=== Zitierter Textauszug ===
Gedanken

Angefangen habe ich, Menschenbilder zu zeichnen und zu malen. Realistisch, plakativ mit politischen Hintergrund - bis ich begriffen habe, dass die eigentliche Krankheit von uns Menschen in unserer Selbsterhöhung besteht und das egozentrische Wühlen in selbstgeschaffenen Problemen zu keinen Lösungen führt.
Erst wenn wir die Natur als äußere Grundlage und inneres Zentrum unseres Seins anerkennen, werden wir zu positiven Visionen finden und unser Lebensglück gestalten lernen.
Auf dieser These basiert meine philosophische Arbeit.
Sie steht aber auch in direktem Zusammenhang mit meinem künstlerischen Werk, das seinen speziellen Charakter aus dem gleichberechtigten Zusammenwirken von außen vorgefundenen Naturmaterialien und der von der Natur gegebenen Kreativität in mir selbst erhält.

Wir haben gelernt, unser Menschsein abgehoben und abgegrenzt zur Natur zu sehen.
Wir schauen nach "Höherem" und lassen unsere Wurzeln außer Acht.
Menschliche Kunst ist gewöhnlich ein Ausdruck dieses Selbstverständnisses, mit dem sich die Menschen selbst erhöhen.
===
Ihre Aufgabe
Geben Sie den Abschnitt aus dem Text über Natur und Kunst erneut wieder, beginnend bei „Auf dieser These“ und endend bei „Natur zu sehen.“. Aktualisieren Sie ihn dabei, indem Sie „künstlerischen Werk“ durch „bildnerischen Werk“ ersetzen.
=== Gegebene Daten ===
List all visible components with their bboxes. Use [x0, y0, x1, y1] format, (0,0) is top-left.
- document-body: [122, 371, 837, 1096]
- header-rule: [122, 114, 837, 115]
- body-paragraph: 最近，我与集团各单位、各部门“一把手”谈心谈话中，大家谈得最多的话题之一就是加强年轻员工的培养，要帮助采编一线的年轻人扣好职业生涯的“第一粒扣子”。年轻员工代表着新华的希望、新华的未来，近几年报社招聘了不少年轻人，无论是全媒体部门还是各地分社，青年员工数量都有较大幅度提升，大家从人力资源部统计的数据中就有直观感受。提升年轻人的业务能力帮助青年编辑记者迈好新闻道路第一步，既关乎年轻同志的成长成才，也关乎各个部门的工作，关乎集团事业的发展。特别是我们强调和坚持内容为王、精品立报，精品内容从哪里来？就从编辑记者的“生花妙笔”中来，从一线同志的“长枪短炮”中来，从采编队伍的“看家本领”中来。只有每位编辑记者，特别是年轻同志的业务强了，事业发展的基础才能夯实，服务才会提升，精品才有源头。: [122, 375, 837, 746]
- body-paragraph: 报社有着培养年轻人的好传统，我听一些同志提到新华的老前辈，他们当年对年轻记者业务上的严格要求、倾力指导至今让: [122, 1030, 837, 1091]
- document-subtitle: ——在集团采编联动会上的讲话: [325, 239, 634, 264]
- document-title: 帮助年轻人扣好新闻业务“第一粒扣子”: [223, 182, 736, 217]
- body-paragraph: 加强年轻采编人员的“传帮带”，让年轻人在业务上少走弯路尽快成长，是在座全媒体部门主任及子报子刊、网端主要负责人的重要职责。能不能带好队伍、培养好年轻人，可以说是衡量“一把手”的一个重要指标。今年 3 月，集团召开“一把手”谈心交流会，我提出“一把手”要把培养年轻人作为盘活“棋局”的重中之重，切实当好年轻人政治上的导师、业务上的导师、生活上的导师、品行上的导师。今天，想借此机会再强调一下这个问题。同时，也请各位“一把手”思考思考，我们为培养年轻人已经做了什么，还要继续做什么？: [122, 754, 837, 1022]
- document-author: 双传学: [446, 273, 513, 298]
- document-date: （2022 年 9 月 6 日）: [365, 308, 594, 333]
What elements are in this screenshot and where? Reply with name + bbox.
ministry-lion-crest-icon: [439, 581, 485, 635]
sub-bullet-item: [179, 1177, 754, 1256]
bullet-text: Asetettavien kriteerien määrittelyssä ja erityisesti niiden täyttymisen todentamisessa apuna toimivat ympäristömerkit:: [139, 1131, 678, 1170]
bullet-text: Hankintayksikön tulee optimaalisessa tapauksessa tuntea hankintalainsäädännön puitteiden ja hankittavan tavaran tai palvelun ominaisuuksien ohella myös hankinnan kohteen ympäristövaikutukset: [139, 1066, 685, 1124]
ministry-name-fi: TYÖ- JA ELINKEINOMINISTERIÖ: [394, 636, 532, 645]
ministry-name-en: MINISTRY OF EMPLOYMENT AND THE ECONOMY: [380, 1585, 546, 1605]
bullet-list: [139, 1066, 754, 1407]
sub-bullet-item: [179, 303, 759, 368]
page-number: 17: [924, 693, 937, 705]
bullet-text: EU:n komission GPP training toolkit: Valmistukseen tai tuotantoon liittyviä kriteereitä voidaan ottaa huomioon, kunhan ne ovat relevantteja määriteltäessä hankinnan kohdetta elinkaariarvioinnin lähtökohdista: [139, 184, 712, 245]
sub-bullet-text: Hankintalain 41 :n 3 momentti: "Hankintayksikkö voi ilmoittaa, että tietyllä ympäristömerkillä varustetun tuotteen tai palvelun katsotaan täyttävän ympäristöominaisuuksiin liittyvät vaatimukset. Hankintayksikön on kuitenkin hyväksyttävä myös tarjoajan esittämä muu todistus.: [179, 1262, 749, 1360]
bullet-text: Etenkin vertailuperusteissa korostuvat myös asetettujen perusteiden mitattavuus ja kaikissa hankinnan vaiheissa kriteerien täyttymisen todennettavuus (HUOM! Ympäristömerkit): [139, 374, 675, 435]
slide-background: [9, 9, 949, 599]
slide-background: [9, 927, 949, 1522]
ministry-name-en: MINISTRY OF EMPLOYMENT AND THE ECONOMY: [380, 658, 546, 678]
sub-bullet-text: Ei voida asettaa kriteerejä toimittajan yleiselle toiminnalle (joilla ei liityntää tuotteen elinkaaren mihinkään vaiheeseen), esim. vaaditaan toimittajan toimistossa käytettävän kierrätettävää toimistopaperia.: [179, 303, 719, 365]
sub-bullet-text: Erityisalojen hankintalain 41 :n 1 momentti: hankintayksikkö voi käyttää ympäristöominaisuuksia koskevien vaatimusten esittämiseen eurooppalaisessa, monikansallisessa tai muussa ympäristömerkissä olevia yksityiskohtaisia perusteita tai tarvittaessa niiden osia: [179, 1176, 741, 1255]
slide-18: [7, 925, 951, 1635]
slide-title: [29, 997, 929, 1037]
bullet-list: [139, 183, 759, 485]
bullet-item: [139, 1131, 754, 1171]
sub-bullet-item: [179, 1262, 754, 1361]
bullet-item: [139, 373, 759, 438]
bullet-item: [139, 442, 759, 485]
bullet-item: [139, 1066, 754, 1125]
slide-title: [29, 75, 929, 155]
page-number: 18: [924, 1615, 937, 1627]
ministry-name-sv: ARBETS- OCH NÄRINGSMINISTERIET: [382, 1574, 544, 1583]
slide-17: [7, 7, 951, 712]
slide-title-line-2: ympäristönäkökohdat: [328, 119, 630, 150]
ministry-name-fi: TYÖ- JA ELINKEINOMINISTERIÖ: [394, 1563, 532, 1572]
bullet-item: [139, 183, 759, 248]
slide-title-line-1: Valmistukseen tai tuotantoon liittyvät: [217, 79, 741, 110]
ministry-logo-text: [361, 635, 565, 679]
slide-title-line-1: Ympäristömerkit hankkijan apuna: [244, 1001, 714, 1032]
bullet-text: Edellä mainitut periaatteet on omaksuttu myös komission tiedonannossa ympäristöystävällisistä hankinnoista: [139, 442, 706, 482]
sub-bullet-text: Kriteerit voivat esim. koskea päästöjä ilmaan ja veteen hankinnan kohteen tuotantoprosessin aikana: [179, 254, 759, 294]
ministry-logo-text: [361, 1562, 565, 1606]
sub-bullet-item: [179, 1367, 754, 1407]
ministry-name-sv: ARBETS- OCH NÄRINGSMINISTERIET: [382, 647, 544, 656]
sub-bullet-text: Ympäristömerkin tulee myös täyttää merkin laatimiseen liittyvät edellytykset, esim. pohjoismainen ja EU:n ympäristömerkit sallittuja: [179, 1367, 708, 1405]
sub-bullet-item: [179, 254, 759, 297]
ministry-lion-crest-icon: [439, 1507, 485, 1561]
===
Antwort zur Übung
Auf dieser These basiert meine philosophische Arbeit.
Sie steht aber auch in direktem Zusammenhang mit meinem bildnerischen Werk, das seinen speziellen Charakter aus dem gleichberechtigten Zusammenwirken von außen vorgefundenen Naturmaterialien und der von der Natur gegebenen Kreativität in mir selbst erhält.

Wir haben gelernt, unser Menschsein abgehoben und abgegrenzt zur Natur zu sehen.